## WHAT IS REQUIRED:
Work through the data below line by line and say how many lines hold "разом"; give only the number.

## RECORDS TO PROCESS:
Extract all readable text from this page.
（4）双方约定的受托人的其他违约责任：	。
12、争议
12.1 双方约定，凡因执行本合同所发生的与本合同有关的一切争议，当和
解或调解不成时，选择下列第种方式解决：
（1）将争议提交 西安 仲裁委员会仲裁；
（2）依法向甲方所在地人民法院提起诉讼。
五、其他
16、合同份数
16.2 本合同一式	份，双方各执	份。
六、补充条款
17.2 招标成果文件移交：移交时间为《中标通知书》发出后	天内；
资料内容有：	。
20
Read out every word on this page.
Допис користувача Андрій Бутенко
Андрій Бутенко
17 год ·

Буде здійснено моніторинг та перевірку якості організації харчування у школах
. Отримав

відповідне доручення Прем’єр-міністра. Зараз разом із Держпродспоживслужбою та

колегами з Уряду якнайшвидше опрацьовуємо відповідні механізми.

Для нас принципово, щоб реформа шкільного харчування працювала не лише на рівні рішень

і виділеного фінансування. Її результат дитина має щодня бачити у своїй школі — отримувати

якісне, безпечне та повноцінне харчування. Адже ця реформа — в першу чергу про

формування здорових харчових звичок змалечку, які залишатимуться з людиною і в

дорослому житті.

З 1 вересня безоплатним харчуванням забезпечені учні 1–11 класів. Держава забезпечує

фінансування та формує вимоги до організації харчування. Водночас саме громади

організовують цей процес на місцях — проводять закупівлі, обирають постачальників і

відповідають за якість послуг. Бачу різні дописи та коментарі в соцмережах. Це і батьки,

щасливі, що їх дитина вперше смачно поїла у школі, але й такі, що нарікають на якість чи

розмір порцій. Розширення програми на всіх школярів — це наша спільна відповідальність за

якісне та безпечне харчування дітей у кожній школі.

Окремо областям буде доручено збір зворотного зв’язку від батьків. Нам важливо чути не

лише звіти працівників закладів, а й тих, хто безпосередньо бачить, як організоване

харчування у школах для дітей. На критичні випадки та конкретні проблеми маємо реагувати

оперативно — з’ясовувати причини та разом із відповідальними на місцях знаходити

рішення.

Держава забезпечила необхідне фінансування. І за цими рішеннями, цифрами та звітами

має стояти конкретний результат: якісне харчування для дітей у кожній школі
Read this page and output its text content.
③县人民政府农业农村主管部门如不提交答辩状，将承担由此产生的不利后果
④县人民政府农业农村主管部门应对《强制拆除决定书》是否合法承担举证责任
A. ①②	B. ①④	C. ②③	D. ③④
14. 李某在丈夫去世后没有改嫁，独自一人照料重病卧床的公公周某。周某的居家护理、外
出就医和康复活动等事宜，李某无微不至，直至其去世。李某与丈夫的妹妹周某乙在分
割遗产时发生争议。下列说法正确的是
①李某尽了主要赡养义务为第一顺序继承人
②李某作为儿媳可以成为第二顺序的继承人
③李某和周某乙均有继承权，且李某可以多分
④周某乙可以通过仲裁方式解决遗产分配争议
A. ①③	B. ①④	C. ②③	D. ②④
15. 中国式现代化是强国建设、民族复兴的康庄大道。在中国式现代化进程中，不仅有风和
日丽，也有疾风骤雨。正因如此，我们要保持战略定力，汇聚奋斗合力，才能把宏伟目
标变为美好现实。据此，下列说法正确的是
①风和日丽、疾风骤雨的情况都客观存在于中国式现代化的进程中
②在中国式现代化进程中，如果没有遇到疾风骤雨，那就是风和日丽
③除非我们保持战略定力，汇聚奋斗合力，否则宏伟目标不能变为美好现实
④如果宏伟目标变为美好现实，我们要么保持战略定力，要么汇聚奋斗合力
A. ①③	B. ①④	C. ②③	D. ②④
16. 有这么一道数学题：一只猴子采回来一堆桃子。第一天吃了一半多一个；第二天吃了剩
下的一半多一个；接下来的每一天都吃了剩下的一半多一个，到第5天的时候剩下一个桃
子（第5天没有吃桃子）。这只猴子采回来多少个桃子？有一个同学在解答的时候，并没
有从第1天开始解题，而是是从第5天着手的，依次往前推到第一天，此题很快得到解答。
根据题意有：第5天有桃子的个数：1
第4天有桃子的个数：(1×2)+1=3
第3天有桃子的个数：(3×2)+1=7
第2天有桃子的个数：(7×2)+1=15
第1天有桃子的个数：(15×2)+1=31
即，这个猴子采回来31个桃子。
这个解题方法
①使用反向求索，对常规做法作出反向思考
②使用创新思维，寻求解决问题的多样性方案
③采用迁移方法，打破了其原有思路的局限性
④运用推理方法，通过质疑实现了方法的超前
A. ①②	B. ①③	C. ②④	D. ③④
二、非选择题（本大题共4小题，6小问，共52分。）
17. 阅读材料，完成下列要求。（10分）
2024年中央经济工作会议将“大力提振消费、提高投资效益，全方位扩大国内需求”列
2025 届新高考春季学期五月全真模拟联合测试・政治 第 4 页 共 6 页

## THE OUTPUT:
2